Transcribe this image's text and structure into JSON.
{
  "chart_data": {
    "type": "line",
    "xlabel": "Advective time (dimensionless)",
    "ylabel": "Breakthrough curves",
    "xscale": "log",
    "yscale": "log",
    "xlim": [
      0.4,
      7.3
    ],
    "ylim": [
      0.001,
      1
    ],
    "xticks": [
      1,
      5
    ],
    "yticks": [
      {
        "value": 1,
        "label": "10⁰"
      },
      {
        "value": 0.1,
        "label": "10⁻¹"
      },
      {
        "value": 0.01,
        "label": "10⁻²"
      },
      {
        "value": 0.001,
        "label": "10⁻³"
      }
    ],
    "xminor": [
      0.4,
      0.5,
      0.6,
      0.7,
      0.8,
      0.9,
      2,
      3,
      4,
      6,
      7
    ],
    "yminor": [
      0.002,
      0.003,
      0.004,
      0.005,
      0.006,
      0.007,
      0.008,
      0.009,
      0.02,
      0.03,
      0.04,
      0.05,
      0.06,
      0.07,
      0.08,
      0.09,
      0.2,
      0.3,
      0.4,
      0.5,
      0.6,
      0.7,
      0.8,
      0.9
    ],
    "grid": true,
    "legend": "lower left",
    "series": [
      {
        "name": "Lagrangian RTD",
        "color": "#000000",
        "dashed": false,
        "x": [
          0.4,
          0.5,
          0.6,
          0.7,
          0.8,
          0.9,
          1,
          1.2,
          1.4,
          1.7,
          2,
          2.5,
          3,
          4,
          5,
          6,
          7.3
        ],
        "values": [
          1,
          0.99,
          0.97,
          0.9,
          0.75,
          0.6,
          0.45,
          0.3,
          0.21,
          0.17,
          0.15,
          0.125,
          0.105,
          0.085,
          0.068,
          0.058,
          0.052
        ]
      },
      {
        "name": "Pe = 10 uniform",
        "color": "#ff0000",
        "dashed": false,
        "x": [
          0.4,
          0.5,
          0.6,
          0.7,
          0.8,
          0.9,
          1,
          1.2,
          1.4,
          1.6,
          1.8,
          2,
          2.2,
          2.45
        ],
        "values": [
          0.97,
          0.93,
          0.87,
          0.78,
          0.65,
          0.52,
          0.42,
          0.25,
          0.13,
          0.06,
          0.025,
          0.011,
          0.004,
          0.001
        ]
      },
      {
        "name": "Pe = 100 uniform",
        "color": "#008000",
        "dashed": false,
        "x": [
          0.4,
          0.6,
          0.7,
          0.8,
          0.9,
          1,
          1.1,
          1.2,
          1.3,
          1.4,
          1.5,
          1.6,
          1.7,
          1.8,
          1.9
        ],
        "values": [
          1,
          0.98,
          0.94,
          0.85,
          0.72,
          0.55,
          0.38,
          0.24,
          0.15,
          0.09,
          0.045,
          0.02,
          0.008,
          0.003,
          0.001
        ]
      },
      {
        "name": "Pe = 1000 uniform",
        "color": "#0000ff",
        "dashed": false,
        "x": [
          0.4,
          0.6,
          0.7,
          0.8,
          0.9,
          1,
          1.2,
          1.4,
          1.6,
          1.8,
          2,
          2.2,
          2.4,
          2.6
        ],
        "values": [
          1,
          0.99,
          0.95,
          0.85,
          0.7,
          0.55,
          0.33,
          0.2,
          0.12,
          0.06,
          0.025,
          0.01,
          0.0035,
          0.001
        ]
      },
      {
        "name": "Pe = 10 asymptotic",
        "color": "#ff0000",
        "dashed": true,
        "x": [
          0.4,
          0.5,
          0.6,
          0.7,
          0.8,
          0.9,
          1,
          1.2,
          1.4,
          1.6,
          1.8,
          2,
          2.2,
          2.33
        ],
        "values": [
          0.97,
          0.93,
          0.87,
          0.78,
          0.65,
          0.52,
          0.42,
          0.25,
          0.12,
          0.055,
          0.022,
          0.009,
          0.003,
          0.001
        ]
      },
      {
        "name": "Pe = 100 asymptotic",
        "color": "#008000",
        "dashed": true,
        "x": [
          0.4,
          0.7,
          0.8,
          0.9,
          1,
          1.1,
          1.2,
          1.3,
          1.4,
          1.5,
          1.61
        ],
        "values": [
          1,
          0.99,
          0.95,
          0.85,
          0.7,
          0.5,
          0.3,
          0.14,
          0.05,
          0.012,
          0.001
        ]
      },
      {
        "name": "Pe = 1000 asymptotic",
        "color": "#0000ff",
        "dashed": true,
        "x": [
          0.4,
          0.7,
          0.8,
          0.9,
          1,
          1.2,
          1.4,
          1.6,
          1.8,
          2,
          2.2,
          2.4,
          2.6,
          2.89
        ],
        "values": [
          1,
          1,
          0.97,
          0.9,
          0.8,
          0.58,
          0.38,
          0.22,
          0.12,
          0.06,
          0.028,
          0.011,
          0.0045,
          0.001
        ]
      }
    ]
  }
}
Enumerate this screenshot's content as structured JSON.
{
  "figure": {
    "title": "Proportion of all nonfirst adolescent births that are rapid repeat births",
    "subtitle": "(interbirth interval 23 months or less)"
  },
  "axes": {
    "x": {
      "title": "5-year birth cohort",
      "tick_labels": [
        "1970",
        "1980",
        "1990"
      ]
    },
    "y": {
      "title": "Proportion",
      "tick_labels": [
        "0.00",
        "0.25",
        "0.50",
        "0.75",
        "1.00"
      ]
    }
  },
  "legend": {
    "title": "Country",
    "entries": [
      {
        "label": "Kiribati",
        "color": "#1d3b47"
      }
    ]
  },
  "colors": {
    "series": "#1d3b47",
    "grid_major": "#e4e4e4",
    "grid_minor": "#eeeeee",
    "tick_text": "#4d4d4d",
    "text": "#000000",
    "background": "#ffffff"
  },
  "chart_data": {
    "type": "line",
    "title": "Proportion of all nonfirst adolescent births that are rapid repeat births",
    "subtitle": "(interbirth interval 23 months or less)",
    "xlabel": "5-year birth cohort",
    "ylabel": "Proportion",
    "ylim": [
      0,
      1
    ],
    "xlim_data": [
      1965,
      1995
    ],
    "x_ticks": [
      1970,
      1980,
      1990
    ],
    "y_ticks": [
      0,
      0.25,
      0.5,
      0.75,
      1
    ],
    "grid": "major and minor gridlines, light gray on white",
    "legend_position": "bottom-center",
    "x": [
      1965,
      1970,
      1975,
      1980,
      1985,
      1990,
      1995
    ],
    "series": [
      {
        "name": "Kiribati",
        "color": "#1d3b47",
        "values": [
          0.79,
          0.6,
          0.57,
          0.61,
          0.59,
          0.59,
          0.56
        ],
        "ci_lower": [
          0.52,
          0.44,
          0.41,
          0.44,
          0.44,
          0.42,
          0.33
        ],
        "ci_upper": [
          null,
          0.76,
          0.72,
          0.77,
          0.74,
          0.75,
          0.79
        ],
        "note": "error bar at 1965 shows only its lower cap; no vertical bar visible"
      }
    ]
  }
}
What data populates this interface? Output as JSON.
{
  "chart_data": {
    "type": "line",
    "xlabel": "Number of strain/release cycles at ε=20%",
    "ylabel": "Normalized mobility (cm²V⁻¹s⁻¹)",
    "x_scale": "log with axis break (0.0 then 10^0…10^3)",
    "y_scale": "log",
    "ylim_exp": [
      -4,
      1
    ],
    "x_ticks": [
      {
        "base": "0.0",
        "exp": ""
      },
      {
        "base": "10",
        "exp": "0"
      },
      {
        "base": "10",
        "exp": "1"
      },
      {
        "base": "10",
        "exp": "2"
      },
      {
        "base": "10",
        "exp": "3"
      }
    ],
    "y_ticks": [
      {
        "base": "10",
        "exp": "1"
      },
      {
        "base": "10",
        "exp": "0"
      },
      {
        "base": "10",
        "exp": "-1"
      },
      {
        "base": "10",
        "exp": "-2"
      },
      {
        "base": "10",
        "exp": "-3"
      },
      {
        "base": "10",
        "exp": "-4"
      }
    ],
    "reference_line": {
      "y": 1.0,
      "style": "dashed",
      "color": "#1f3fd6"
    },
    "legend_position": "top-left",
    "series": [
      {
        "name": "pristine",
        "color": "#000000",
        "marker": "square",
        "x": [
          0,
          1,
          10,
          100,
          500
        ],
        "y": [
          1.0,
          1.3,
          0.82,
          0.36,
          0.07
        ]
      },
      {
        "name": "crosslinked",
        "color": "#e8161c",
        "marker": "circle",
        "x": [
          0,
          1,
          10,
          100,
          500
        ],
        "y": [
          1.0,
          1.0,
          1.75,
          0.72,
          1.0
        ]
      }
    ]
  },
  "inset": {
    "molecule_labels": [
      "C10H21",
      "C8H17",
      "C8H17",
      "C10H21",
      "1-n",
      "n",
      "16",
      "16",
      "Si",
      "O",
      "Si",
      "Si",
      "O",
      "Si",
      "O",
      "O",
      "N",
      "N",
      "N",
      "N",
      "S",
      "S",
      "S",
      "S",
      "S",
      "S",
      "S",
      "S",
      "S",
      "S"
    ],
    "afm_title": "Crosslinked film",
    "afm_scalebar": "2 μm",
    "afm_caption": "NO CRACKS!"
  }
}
____________________
*WHAT NEEDS TO BE DONE*. Locate all lines holding the word "year", then copy them out.

*EXERCISE RESPONSE*.
      "title": "5-year birth cohort",
    "xlabel": "5-year birth cohort",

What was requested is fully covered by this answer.